• _Exercise instructions_: Quote every line of the material beneath this one.

Data listing:
####################

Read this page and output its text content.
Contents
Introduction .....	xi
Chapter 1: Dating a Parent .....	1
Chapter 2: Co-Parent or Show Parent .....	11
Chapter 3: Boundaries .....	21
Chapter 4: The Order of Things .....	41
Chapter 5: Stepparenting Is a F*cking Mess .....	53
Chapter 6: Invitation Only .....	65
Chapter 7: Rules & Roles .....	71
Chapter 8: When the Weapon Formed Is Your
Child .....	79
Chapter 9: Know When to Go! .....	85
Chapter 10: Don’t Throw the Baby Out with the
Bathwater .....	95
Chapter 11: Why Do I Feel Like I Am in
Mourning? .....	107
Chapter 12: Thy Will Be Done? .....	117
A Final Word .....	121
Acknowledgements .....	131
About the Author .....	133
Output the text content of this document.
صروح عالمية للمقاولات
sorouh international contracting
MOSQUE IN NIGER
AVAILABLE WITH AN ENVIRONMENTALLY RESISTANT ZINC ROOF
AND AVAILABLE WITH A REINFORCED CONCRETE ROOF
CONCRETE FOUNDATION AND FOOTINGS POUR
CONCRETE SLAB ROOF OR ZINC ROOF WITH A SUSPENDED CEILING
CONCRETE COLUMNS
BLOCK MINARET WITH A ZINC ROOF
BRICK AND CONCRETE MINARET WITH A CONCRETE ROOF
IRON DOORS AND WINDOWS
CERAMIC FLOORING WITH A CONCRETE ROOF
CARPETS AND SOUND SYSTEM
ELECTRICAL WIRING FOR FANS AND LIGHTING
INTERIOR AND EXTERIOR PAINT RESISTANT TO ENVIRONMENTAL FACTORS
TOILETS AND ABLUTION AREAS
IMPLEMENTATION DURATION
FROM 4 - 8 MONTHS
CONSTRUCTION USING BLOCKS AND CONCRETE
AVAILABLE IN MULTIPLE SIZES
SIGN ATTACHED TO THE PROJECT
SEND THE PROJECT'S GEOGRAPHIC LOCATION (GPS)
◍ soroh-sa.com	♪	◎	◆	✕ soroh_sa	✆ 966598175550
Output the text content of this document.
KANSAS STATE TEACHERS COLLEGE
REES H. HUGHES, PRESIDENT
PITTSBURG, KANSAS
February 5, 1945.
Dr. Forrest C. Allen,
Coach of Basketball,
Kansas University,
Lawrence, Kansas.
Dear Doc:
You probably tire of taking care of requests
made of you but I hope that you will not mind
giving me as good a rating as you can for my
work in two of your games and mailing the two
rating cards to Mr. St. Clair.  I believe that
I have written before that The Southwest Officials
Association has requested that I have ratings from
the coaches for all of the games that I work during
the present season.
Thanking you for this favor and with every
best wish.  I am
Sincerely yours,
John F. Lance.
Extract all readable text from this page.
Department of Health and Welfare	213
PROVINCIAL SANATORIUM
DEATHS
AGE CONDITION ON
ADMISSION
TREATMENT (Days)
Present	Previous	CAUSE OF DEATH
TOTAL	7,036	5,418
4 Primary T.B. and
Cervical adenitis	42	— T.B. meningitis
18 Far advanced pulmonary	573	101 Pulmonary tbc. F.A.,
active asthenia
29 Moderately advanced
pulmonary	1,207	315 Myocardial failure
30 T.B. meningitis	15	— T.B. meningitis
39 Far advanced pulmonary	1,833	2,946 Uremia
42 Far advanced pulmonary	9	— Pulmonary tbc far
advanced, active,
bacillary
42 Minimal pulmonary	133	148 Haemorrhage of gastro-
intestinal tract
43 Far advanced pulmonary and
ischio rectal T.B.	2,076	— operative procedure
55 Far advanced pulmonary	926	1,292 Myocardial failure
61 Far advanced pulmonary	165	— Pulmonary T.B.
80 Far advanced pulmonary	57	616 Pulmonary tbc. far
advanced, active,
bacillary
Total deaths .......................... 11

####################

• _Response to this task_:
Read this page and output its text content.
Contents
Introduction .....	xi
Chapter 1: Dating a Parent .....	1
Chapter 2: Co-Parent or Show Parent .....	11
Chapter 3: Boundaries .....	21
Chapter 4: The Order of Things .....	41
Chapter 5: Stepparenting Is a F*cking Mess .....	53
Chapter 6: Invitation Only .....	65
Chapter 7: Rules & Roles .....	71
Chapter 8: When the Weapon Formed Is Your
Child .....	79
Chapter 9: Know When to Go! .....	85
Chapter 10: Don’t Throw the Baby Out with the
Bathwater .....	95
Chapter 11: Why Do I Feel Like I Am in
Mourning? .....	107
Chapter 12: Thy Will Be Done? .....	117
A Final Word .....	121
Acknowledgements .....	131
About the Author .....	133
Output the text content of this document.
صروح عالمية للمقاولات
sorouh international contracting
MOSQUE IN NIGER
AVAILABLE WITH AN ENVIRONMENTALLY RESISTANT ZINC ROOF
AND AVAILABLE WITH A REINFORCED CONCRETE ROOF
CONCRETE FOUNDATION AND FOOTINGS POUR
CONCRETE SLAB ROOF OR ZINC ROOF WITH A SUSPENDED CEILING
CONCRETE COLUMNS
BLOCK MINARET WITH A ZINC ROOF
BRICK AND CONCRETE MINARET WITH A CONCRETE ROOF
IRON DOORS AND WINDOWS
CERAMIC FLOORING WITH A CONCRETE ROOF
CARPETS AND SOUND SYSTEM
ELECTRICAL WIRING FOR FANS AND LIGHTING
INTERIOR AND EXTERIOR PAINT RESISTANT TO ENVIRONMENTAL FACTORS
TOILETS AND ABLUTION AREAS
IMPLEMENTATION DURATION
FROM 4 - 8 MONTHS
CONSTRUCTION USING BLOCKS AND CONCRETE
AVAILABLE IN MULTIPLE SIZES
SIGN ATTACHED TO THE PROJECT
SEND THE PROJECT'S GEOGRAPHIC LOCATION (GPS)
◍ soroh-sa.com	♪	◎	◆	✕ soroh_sa	✆ 966598175550
Output the text content of this document.
KANSAS STATE TEACHERS COLLEGE
REES H. HUGHES, PRESIDENT
PITTSBURG, KANSAS
February 5, 1945.
Dr. Forrest C. Allen,
Coach of Basketball,
Kansas University,
Lawrence, Kansas.
Dear Doc:
You probably tire of taking care of requests
made of you but I hope that you will not mind
giving me as good a rating as you can for my
work in two of your games and mailing the two
rating cards to Mr. St. Clair.  I believe that
I have written before that The Southwest Officials
Association has requested that I have ratings from
the coaches for all of the games that I work during
the present season.
Thanking you for this favor and with every
best wish.  I am
Sincerely yours,
John F. Lance.
Extract all readable text from this page.
Department of Health and Welfare	213
PROVINCIAL SANATORIUM
DEATHS
AGE CONDITION ON
ADMISSION
TREATMENT (Days)
Present	Previous	CAUSE OF DEATH
TOTAL	7,036	5,418
4 Primary T.B. and
Cervical adenitis	42	— T.B. meningitis
18 Far advanced pulmonary	573	101 Pulmonary tbc. F.A.,
active asthenia
29 Moderately advanced
pulmonary	1,207	315 Myocardial failure
30 T.B. meningitis	15	— T.B. meningitis
39 Far advanced pulmonary	1,833	2,946 Uremia
42 Far advanced pulmonary	9	— Pulmonary tbc far
advanced, active,
bacillary
42 Minimal pulmonary	133	148 Haemorrhage of gastro-
intestinal tract
43 Far advanced pulmonary and
ischio rectal T.B.	2,076	— operative procedure
55 Far advanced pulmonary	926	1,292 Myocardial failure
61 Far advanced pulmonary	165	— Pulmonary T.B.
80 Far advanced pulmonary	57	616 Pulmonary tbc. far
advanced, active,
bacillary
Total deaths .......................... 11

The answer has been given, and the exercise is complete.